Required work:
In the listing below, locate the lines bearing the word "color". Copy every one of them.

Input:
——————
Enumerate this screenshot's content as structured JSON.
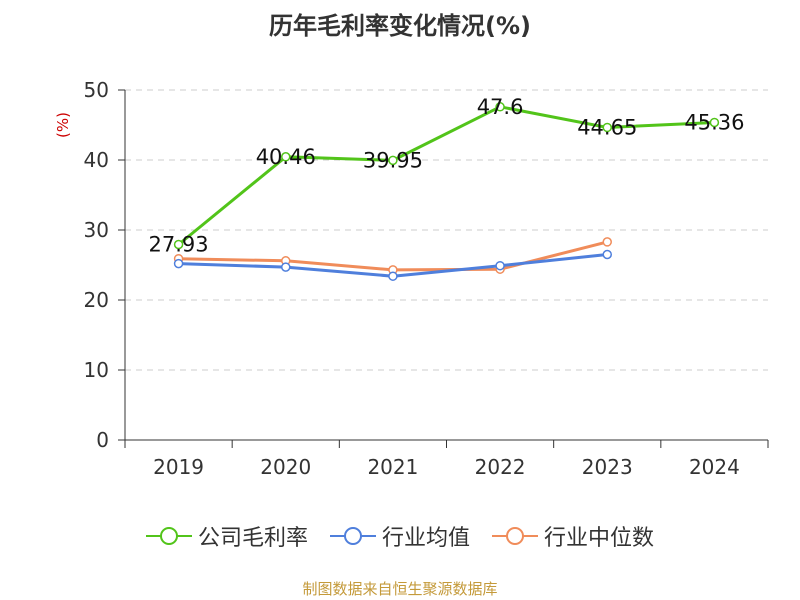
{
  "title": "历年毛利率变化情况(%)",
  "source": "制图数据来自恒生聚源数据库",
  "chart_data": {
    "type": "line",
    "title": "历年毛利率变化情况(%)",
    "ylabel": "(%)",
    "xlabel": "",
    "categories": [
      "2019",
      "2020",
      "2021",
      "2022",
      "2023",
      "2024"
    ],
    "ylim": [
      0,
      50
    ],
    "yticks": [
      0,
      10,
      20,
      30,
      40,
      50
    ],
    "grid": true,
    "legend_position": "bottom",
    "series": [
      {
        "name": "公司毛利率",
        "color": "#52c41a",
        "values": [
          27.93,
          40.46,
          39.95,
          47.6,
          44.65,
          45.36
        ],
        "labels": [
          "27.93",
          "40.46",
          "39.95",
          "47.6",
          "44.65",
          "45.36"
        ]
      },
      {
        "name": "行业均值",
        "color": "#4f7fdc",
        "values": [
          25.2,
          24.7,
          23.4,
          24.9,
          26.5,
          null
        ]
      },
      {
        "name": "行业中位数",
        "color": "#f08c5a",
        "values": [
          25.9,
          25.6,
          24.3,
          24.4,
          28.3,
          null
        ]
      }
    ]
  }
}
——————
Result of the task:
        "color": "#52c41a",
        "color": "#4f7fdc",
        "color": "#f08c5a",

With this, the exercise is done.